_Task to carry out_
The entries that follow should be written out exactly.

· · ·

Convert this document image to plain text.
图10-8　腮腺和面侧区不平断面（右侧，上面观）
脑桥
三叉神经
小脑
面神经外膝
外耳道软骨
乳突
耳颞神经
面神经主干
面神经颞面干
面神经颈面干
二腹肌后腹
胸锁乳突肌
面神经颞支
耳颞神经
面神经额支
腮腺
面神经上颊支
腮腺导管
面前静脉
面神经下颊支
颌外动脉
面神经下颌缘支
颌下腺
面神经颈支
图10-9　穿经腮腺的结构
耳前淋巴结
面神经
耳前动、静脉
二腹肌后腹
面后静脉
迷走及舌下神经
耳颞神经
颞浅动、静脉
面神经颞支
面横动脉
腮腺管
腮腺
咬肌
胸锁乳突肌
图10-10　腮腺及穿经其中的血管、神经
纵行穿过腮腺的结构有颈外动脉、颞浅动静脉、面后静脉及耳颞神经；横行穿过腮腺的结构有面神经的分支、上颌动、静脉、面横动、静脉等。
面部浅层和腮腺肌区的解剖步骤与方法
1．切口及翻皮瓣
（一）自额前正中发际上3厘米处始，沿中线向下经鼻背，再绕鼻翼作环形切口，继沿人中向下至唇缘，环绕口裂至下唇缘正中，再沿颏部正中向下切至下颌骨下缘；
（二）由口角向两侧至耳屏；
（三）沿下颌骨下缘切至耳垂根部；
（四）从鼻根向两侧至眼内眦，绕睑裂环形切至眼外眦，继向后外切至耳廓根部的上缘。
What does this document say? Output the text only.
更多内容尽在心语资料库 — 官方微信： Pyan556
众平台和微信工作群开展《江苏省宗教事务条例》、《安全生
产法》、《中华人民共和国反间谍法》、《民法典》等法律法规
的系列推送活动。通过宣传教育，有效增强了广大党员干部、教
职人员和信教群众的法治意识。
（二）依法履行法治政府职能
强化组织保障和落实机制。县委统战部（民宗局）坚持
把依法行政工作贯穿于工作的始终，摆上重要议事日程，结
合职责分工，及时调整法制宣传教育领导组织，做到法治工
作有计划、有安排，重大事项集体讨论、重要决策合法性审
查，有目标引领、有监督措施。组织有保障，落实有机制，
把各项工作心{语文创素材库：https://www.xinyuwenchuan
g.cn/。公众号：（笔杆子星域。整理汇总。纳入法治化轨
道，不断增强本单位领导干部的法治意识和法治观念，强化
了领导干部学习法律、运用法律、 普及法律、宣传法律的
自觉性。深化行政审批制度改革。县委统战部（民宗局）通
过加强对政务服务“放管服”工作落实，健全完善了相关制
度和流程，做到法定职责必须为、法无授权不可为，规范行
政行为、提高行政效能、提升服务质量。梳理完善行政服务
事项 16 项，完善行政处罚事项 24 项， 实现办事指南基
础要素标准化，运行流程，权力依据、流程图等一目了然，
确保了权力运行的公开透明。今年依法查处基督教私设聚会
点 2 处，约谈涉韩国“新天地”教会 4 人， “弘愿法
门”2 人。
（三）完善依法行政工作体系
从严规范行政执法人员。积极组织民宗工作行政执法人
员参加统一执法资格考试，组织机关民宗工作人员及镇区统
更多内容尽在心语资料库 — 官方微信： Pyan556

· · ·

_Written response_
Convert this document image to plain text.
图10-8　腮腺和面侧区不平断面（右侧，上面观）
脑桥
三叉神经
小脑
面神经外膝
外耳道软骨
乳突
耳颞神经
面神经主干
面神经颞面干
面神经颈面干
二腹肌后腹
胸锁乳突肌
面神经颞支
耳颞神经
面神经额支
腮腺
面神经上颊支
腮腺导管
面前静脉
面神经下颊支
颌外动脉
面神经下颌缘支
颌下腺
面神经颈支
图10-9　穿经腮腺的结构
耳前淋巴结
面神经
耳前动、静脉
二腹肌后腹
面后静脉
迷走及舌下神经
耳颞神经
颞浅动、静脉
面神经颞支
面横动脉
腮腺管
腮腺
咬肌
胸锁乳突肌
图10-10　腮腺及穿经其中的血管、神经
纵行穿过腮腺的结构有颈外动脉、颞浅动静脉、面后静脉及耳颞神经；横行穿过腮腺的结构有面神经的分支、上颌动、静脉、面横动、静脉等。
面部浅层和腮腺肌区的解剖步骤与方法
1．切口及翻皮瓣
（一）自额前正中发际上3厘米处始，沿中线向下经鼻背，再绕鼻翼作环形切口，继沿人中向下至唇缘，环绕口裂至下唇缘正中，再沿颏部正中向下切至下颌骨下缘；
（二）由口角向两侧至耳屏；
（三）沿下颌骨下缘切至耳垂根部；
（四）从鼻根向两侧至眼内眦，绕睑裂环形切至眼外眦，继向后外切至耳廓根部的上缘。
What does this document say? Output the text only.
更多内容尽在心语资料库 — 官方微信： Pyan556
众平台和微信工作群开展《江苏省宗教事务条例》、《安全生
产法》、《中华人民共和国反间谍法》、《民法典》等法律法规
的系列推送活动。通过宣传教育，有效增强了广大党员干部、教
职人员和信教群众的法治意识。
（二）依法履行法治政府职能
强化组织保障和落实机制。县委统战部（民宗局）坚持
把依法行政工作贯穿于工作的始终，摆上重要议事日程，结
合职责分工，及时调整法制宣传教育领导组织，做到法治工
作有计划、有安排，重大事项集体讨论、重要决策合法性审
查，有目标引领、有监督措施。组织有保障，落实有机制，
把各项工作心{语文创素材库：https://www.xinyuwenchuan
g.cn/。公众号：（笔杆子星域。整理汇总。纳入法治化轨
道，不断增强本单位领导干部的法治意识和法治观念，强化
了领导干部学习法律、运用法律、 普及法律、宣传法律的
自觉性。深化行政审批制度改革。县委统战部（民宗局）通
过加强对政务服务“放管服”工作落实，健全完善了相关制
度和流程，做到法定职责必须为、法无授权不可为，规范行
政行为、提高行政效能、提升服务质量。梳理完善行政服务
事项 16 项，完善行政处罚事项 24 项， 实现办事指南基
础要素标准化，运行流程，权力依据、流程图等一目了然，
确保了权力运行的公开透明。今年依法查处基督教私设聚会
点 2 处，约谈涉韩国“新天地”教会 4 人， “弘愿法
门”2 人。
（三）完善依法行政工作体系
从严规范行政执法人员。积极组织民宗工作行政执法人
员参加统一执法资格考试，组织机关民宗工作人员及镇区统
更多内容尽在心语资料库 — 官方微信： Pyan556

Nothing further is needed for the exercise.